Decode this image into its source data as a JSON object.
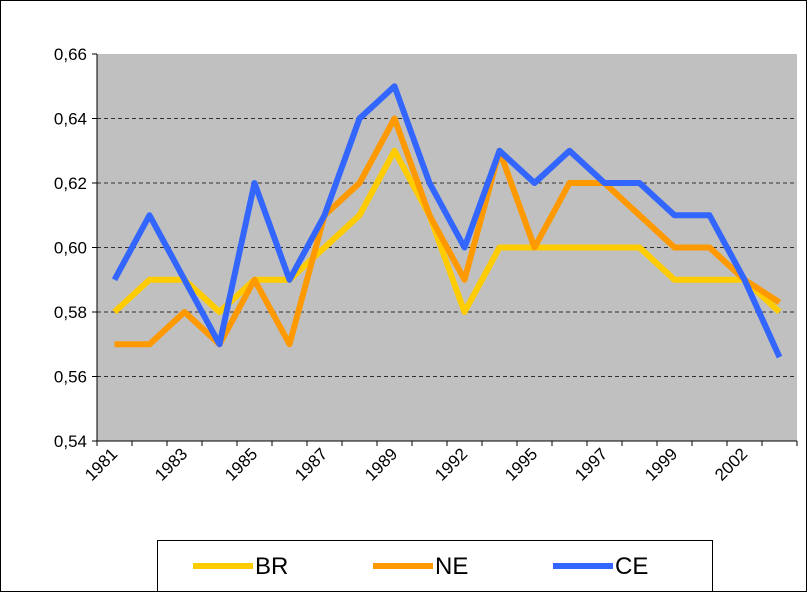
{
  "chart_data": {
    "type": "line",
    "categories": [
      "1981",
      null,
      "1983",
      null,
      "1985",
      null,
      "1987",
      null,
      "1989",
      null,
      "1992",
      null,
      "1995",
      null,
      "1997",
      null,
      "1999",
      null,
      "2002",
      null
    ],
    "series": [
      {
        "name": "BR",
        "color": "#ffcc00",
        "values": [
          0.58,
          0.59,
          0.59,
          0.58,
          0.59,
          0.59,
          0.6,
          0.61,
          0.63,
          0.61,
          0.58,
          0.6,
          0.6,
          0.6,
          0.6,
          0.6,
          0.59,
          0.59,
          0.59,
          0.58
        ]
      },
      {
        "name": "NE",
        "color": "#ff9900",
        "values": [
          0.57,
          0.57,
          0.58,
          0.57,
          0.59,
          0.57,
          0.61,
          0.62,
          0.64,
          0.61,
          0.59,
          0.63,
          0.6,
          0.62,
          0.62,
          0.61,
          0.6,
          0.6,
          0.59,
          0.583
        ]
      },
      {
        "name": "CE",
        "color": "#3366ff",
        "values": [
          0.59,
          0.61,
          0.59,
          0.57,
          0.62,
          0.59,
          0.61,
          0.64,
          0.65,
          0.62,
          0.6,
          0.63,
          0.62,
          0.63,
          0.62,
          0.62,
          0.61,
          0.61,
          0.59,
          0.566
        ]
      }
    ],
    "ylim": [
      0.54,
      0.66
    ],
    "yticks": [
      {
        "value": 0.54,
        "label": "0,54"
      },
      {
        "value": 0.56,
        "label": "0,56"
      },
      {
        "value": 0.58,
        "label": "0,58"
      },
      {
        "value": 0.6,
        "label": "0,60"
      },
      {
        "value": 0.62,
        "label": "0,62"
      },
      {
        "value": 0.64,
        "label": "0,64"
      },
      {
        "value": 0.66,
        "label": "0,66"
      }
    ],
    "grid": true,
    "legend": "bottom",
    "plot_background": "#c0c0c0"
  }
}
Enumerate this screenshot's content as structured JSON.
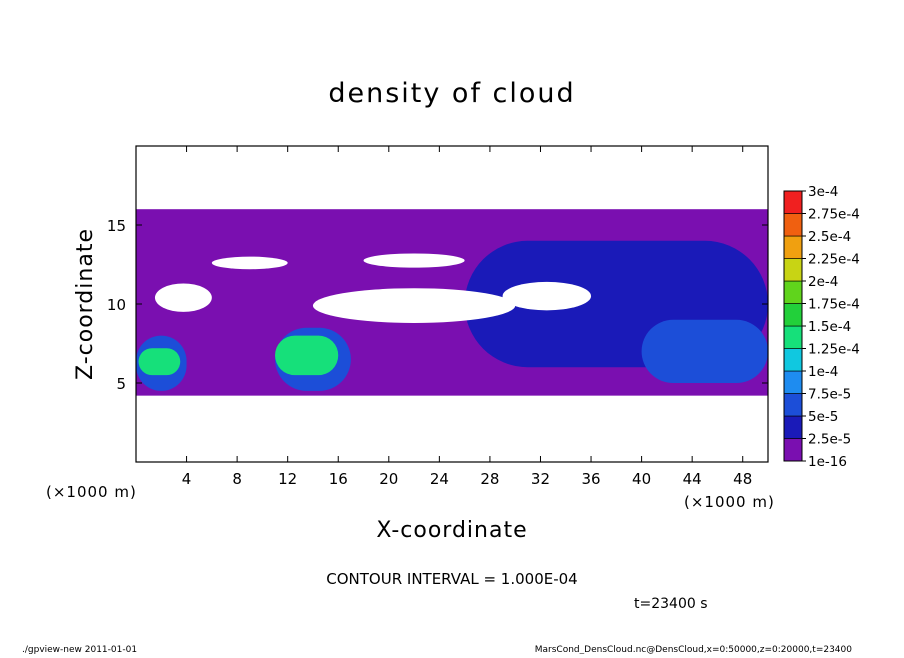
{
  "chart_data": {
    "type": "heatmap",
    "title": "density of cloud",
    "xlabel": "X-coordinate",
    "ylabel": "Z-coordinate",
    "x_unit": "(×1000 m)",
    "x_ticks": [
      4,
      8,
      12,
      16,
      20,
      24,
      28,
      32,
      36,
      40,
      44,
      48
    ],
    "y_ticks": [
      5,
      10,
      15
    ],
    "xlim": [
      0,
      50
    ],
    "ylim": [
      0,
      20
    ],
    "colorbar": {
      "labels": [
        "1e-16",
        "2.5e-5",
        "5e-5",
        "7.5e-5",
        "1e-4",
        "1.25e-4",
        "1.5e-4",
        "1.75e-4",
        "2e-4",
        "2.25e-4",
        "2.5e-4",
        "2.75e-4",
        "3e-4"
      ],
      "colors": [
        "#7a0fb0",
        "#1a1ab8",
        "#1c4ed8",
        "#1e8cf0",
        "#10c8e0",
        "#16e07a",
        "#22d03a",
        "#60d41c",
        "#c8d414",
        "#f0a010",
        "#f06010",
        "#f02020",
        "#f08080"
      ]
    },
    "annotations": {
      "contour_interval": "CONTOUR INTERVAL = 1.000E-04",
      "time": "t=23400 s"
    },
    "regions": [
      {
        "level": "1e-16",
        "desc": "main cloud layer",
        "x": [
          0,
          50
        ],
        "z": [
          4.2,
          16
        ]
      },
      {
        "level": "5e-5",
        "desc": "dense patch",
        "x": [
          0,
          4
        ],
        "z": [
          4.5,
          8
        ]
      },
      {
        "level": "1.25e-4",
        "desc": "green patch",
        "x": [
          0.2,
          3.5
        ],
        "z": [
          5.5,
          7.2
        ]
      },
      {
        "level": "5e-5",
        "desc": "dense patch",
        "x": [
          11,
          17
        ],
        "z": [
          4.5,
          8.5
        ]
      },
      {
        "level": "1.25e-4",
        "desc": "green patch",
        "x": [
          11,
          16
        ],
        "z": [
          5.5,
          8
        ]
      },
      {
        "level": "2.5e-5",
        "desc": "upper blue region",
        "x": [
          26,
          50
        ],
        "z": [
          6,
          14
        ]
      },
      {
        "level": "5e-5",
        "desc": "light blue patch",
        "x": [
          40,
          50
        ],
        "z": [
          5,
          9
        ]
      }
    ]
  },
  "footer": {
    "left": "./gpview-new  2011-01-01",
    "right": "MarsCond_DensCloud.nc@DensCloud,x=0:50000,z=0:20000,t=23400"
  }
}
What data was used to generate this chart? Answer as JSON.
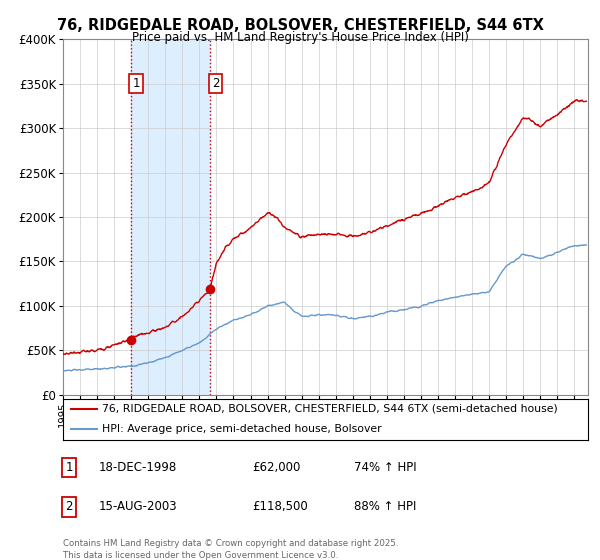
{
  "title": "76, RIDGEDALE ROAD, BOLSOVER, CHESTERFIELD, S44 6TX",
  "subtitle": "Price paid vs. HM Land Registry's House Price Index (HPI)",
  "legend_line1": "76, RIDGEDALE ROAD, BOLSOVER, CHESTERFIELD, S44 6TX (semi-detached house)",
  "legend_line2": "HPI: Average price, semi-detached house, Bolsover",
  "transaction1_label": "1",
  "transaction1_date": "18-DEC-1998",
  "transaction1_price": "£62,000",
  "transaction1_hpi": "74% ↑ HPI",
  "transaction2_label": "2",
  "transaction2_date": "15-AUG-2003",
  "transaction2_price": "£118,500",
  "transaction2_hpi": "88% ↑ HPI",
  "footer": "Contains HM Land Registry data © Crown copyright and database right 2025.\nThis data is licensed under the Open Government Licence v3.0.",
  "sale1_year": 1998.96,
  "sale1_price": 62000,
  "sale2_year": 2003.62,
  "sale2_price": 118500,
  "red_color": "#cc0000",
  "blue_color": "#6699cc",
  "shade_color": "#ddeeff",
  "ylim_max": 400000,
  "ylim_min": 0,
  "xmin": 1995,
  "xmax": 2025.8
}
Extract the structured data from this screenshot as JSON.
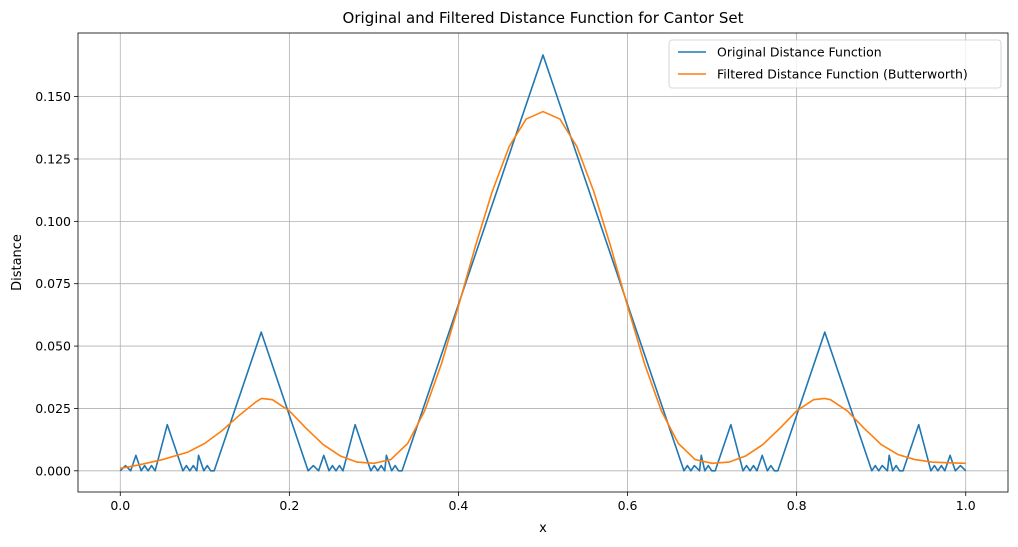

----

* [REQUIREMENTS] Each line above that includes "coordinate" counts once; state the total and nothing more.

* [ANSWER TO THE EXERCISE] 2